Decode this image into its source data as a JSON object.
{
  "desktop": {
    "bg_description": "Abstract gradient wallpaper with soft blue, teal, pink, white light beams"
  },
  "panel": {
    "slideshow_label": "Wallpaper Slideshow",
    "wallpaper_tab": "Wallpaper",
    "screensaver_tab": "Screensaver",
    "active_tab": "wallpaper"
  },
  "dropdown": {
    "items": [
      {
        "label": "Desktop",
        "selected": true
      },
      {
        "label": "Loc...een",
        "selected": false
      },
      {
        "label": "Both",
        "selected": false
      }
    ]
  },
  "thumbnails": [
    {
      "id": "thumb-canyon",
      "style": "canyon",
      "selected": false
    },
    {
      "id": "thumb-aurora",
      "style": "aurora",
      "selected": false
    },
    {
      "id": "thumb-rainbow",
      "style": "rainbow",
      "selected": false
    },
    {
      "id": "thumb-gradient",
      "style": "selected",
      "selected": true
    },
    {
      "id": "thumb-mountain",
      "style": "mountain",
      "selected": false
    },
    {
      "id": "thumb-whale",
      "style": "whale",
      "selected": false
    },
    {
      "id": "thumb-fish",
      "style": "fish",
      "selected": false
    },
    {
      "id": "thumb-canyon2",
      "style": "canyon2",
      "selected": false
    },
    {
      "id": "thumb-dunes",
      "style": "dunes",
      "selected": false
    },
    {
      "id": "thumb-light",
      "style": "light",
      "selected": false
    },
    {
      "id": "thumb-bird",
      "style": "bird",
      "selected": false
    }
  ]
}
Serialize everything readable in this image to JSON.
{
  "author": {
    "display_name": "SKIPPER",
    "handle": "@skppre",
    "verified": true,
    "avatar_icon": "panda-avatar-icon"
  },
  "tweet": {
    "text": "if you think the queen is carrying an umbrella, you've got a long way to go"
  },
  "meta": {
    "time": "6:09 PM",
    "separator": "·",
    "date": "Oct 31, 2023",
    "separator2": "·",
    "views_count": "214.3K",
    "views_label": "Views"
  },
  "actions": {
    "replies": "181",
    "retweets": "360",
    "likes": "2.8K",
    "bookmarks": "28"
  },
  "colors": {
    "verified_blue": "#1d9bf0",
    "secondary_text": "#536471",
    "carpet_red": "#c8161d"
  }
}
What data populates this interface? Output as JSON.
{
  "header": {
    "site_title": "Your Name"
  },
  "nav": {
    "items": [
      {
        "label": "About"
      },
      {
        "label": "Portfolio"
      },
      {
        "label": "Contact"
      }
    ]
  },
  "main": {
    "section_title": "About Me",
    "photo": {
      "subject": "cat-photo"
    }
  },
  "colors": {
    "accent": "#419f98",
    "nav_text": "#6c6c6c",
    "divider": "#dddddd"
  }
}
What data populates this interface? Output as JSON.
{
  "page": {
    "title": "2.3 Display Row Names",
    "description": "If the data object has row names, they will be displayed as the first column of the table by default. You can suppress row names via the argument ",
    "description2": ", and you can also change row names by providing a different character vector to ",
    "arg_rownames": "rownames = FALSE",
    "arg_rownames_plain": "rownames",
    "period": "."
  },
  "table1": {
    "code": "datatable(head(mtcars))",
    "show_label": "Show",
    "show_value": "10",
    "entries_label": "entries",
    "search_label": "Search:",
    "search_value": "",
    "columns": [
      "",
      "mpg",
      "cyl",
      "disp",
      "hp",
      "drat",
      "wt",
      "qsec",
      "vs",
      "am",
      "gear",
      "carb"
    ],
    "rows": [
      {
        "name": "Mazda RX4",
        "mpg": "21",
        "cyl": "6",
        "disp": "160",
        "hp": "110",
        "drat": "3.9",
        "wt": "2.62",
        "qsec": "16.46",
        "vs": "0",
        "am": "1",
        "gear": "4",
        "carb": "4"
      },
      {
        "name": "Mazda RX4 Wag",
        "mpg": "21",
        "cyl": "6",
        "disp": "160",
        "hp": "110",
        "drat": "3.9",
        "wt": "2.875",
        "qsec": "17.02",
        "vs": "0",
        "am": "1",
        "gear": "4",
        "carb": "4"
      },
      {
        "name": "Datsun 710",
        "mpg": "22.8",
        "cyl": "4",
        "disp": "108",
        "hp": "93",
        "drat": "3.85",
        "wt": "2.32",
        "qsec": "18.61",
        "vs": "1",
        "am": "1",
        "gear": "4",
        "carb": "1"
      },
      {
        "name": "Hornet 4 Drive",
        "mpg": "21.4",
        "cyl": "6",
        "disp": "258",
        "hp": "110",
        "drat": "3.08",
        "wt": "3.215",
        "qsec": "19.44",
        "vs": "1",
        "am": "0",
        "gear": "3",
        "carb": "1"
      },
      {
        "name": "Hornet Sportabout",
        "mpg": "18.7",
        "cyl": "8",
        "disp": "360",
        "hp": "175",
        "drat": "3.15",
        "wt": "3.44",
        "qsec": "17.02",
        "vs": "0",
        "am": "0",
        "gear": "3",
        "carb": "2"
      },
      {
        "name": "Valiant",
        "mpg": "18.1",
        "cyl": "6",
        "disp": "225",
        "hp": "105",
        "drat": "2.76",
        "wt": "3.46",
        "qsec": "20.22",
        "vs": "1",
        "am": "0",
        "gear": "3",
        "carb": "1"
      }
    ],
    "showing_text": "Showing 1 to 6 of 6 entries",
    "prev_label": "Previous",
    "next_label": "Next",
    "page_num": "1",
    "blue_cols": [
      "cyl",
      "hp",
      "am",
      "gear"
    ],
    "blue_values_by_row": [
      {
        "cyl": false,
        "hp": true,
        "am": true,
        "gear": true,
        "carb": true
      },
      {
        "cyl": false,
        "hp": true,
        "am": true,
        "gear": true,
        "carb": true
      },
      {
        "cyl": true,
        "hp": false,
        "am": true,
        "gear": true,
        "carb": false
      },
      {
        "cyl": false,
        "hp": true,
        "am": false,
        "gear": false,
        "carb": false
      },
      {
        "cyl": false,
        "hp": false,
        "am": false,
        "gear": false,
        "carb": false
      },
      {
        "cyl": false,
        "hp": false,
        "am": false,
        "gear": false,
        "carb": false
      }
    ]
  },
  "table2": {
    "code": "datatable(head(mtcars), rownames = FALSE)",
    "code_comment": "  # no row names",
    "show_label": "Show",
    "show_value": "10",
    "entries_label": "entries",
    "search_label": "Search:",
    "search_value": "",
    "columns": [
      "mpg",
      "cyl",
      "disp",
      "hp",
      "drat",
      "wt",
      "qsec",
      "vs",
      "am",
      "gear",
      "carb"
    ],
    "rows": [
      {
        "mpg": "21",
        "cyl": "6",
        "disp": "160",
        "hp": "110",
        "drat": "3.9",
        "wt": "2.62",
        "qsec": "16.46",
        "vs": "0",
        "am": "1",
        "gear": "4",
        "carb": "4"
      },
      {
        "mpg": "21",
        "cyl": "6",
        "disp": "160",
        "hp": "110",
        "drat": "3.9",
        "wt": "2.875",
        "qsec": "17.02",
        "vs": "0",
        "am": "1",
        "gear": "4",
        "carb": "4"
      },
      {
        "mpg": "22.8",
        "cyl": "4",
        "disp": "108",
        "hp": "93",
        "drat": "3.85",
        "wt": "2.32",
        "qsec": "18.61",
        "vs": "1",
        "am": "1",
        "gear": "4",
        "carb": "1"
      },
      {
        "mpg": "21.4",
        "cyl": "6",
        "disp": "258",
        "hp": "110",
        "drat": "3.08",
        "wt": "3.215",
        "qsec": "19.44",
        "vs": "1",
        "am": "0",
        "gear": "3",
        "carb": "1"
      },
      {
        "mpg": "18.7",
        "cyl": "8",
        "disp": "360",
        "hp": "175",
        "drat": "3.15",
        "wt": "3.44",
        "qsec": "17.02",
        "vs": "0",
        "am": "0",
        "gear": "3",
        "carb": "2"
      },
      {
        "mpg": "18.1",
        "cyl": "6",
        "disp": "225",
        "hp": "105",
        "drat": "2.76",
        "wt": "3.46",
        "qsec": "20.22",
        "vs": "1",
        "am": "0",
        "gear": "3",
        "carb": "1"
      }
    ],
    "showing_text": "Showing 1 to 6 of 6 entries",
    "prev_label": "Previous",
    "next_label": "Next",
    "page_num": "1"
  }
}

----------------------------------------

STATED PROBLEM
All lines of the data above that include the word "style" must be shown.

OUTPUT
      "style": "canyon",
      "style": "aurora",
      "style": "rainbow",
      "style": "selected",
      "style": "mountain",
      "style": "whale",
      "style": "fish",
      "style": "canyon2",
      "style": "dunes",
      "style": "light",
      "style": "bird",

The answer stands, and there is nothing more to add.